■ WRITTEN TASK:
Extract all lines in the data that contain the word "from".

Extracted data entries
━━━━━━━━━━━━━━━━━━━━

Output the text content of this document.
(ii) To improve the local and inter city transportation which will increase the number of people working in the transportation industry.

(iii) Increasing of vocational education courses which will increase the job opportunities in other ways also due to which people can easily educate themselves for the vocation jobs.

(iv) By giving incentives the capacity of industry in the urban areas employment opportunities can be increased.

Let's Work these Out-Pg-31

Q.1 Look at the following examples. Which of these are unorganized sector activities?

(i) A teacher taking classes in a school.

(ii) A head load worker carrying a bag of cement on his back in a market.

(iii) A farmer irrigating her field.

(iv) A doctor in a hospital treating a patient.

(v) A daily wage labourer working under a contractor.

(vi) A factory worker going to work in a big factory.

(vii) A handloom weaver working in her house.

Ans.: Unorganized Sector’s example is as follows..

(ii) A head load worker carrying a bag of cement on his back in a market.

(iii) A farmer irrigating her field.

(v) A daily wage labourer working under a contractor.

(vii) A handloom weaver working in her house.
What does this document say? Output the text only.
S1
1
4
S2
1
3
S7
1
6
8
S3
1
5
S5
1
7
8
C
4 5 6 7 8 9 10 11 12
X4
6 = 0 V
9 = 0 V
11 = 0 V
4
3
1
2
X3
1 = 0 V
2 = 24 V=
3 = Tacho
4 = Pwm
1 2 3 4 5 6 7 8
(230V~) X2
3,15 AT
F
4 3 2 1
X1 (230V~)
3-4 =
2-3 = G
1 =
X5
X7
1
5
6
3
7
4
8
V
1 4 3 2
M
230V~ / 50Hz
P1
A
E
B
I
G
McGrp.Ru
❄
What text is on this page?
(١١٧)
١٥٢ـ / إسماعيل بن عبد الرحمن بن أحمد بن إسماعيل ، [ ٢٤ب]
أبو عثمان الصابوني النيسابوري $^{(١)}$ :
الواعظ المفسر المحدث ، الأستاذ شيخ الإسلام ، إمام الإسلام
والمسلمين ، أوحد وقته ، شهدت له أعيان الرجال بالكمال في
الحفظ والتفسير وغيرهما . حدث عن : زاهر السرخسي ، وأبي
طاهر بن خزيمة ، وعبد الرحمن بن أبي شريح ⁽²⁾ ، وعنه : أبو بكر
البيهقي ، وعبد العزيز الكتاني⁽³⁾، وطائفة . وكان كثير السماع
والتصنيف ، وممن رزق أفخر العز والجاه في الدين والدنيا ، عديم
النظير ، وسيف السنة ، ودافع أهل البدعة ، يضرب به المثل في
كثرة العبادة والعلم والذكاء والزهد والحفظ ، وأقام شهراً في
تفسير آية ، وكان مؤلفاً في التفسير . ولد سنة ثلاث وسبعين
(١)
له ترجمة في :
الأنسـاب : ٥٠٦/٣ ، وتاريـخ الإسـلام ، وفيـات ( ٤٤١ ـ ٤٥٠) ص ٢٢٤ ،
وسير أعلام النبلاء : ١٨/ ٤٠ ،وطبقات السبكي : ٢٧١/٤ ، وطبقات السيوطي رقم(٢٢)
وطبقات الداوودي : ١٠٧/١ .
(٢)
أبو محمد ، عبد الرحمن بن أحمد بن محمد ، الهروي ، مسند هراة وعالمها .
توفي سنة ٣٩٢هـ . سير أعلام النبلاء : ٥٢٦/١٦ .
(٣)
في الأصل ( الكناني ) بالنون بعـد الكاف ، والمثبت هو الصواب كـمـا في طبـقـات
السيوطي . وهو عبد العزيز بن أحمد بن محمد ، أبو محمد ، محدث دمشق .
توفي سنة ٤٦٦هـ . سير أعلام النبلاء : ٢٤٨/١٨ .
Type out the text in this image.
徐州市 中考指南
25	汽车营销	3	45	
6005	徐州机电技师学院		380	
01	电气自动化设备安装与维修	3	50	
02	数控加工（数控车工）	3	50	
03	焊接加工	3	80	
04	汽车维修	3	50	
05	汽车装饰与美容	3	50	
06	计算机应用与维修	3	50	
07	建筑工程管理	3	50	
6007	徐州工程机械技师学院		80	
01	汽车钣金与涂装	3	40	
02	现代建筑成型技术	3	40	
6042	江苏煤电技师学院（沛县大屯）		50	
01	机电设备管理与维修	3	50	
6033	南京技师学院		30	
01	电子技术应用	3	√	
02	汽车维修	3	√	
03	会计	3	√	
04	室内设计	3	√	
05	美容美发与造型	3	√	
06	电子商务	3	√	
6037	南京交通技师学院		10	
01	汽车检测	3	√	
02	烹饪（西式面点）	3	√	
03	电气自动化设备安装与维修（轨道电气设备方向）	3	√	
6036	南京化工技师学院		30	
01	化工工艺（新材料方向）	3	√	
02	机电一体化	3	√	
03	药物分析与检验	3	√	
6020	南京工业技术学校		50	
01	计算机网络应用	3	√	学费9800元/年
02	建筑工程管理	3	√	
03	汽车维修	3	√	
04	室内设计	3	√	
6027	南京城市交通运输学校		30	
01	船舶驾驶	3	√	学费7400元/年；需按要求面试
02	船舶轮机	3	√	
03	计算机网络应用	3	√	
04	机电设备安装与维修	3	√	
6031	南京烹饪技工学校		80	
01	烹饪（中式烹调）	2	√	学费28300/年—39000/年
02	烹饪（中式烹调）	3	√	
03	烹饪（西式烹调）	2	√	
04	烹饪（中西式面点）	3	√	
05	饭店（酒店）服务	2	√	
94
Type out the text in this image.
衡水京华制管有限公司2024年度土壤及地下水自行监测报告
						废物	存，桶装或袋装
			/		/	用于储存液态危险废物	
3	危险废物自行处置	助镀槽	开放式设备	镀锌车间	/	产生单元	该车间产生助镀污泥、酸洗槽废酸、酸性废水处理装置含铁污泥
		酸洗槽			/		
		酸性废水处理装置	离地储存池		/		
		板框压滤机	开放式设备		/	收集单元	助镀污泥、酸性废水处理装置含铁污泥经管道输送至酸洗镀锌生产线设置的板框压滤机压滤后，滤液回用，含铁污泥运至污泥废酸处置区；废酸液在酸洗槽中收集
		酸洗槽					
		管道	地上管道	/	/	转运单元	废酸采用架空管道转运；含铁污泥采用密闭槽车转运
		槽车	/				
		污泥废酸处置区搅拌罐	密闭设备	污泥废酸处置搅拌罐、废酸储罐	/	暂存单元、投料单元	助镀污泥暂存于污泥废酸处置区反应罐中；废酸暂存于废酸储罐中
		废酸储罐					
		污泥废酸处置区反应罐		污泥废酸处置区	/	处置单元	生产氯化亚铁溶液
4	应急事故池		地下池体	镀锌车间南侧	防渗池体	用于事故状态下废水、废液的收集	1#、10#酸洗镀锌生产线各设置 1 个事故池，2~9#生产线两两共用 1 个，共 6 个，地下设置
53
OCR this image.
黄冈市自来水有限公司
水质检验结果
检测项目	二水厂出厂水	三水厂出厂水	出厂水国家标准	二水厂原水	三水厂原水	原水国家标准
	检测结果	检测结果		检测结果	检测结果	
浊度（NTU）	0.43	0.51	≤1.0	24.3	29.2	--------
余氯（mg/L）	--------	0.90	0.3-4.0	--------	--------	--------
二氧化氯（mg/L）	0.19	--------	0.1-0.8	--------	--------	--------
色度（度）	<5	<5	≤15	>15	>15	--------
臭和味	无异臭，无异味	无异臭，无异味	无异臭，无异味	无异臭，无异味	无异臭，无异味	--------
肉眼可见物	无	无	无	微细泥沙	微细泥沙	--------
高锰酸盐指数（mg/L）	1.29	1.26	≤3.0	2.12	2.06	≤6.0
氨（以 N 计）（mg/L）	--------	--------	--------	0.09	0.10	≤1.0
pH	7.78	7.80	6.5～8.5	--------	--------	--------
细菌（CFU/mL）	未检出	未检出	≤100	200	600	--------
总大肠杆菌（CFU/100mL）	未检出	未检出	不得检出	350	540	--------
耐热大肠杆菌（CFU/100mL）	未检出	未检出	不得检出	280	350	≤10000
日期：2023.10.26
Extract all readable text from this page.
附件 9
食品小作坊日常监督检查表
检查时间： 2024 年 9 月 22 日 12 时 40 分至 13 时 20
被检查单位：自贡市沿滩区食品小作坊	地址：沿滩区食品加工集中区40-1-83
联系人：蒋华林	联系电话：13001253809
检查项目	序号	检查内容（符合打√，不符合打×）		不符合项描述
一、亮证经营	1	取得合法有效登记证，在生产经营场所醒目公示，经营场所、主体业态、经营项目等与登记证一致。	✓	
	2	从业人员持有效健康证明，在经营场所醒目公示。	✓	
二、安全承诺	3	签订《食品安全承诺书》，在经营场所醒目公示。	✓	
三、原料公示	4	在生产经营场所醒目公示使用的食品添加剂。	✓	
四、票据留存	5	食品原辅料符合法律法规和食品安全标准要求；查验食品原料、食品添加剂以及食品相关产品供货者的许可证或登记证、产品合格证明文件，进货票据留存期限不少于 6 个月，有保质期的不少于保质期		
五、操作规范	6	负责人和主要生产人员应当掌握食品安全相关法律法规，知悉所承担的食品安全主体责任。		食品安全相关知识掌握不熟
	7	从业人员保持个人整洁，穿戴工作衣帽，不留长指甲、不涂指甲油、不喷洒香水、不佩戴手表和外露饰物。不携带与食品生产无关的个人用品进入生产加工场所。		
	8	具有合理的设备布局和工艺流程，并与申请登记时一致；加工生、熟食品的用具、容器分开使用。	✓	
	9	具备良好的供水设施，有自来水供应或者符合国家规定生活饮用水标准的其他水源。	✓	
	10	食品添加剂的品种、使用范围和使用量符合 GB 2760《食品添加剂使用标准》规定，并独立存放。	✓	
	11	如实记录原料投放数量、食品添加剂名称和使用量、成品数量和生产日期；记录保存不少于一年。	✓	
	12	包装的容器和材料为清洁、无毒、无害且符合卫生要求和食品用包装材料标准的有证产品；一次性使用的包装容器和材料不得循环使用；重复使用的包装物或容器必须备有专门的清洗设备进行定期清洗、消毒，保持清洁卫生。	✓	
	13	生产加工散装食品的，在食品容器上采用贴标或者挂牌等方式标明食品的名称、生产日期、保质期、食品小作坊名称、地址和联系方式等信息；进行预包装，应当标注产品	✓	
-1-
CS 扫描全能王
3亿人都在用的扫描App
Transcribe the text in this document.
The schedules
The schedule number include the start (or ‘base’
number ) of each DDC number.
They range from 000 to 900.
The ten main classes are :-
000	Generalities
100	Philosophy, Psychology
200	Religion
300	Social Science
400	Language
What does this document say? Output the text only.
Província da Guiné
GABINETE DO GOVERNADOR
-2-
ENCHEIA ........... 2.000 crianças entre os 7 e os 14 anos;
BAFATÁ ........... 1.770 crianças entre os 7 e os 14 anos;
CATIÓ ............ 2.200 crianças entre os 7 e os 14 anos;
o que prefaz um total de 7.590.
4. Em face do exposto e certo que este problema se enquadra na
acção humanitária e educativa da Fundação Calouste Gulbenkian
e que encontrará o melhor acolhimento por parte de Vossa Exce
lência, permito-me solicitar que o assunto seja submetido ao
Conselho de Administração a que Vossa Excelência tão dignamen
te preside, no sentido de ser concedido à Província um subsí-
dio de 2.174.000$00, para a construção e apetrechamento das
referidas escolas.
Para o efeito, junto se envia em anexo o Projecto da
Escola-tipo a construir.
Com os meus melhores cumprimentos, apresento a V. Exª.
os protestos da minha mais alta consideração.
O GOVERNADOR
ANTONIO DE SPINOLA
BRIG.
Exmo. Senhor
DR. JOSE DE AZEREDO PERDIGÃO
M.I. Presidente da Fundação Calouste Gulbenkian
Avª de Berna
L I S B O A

━━━━━━━━━━━━━━━━━━━━

■ TASK SOLUTION:
Extract all readable text from this page.
They range from 000 to 900.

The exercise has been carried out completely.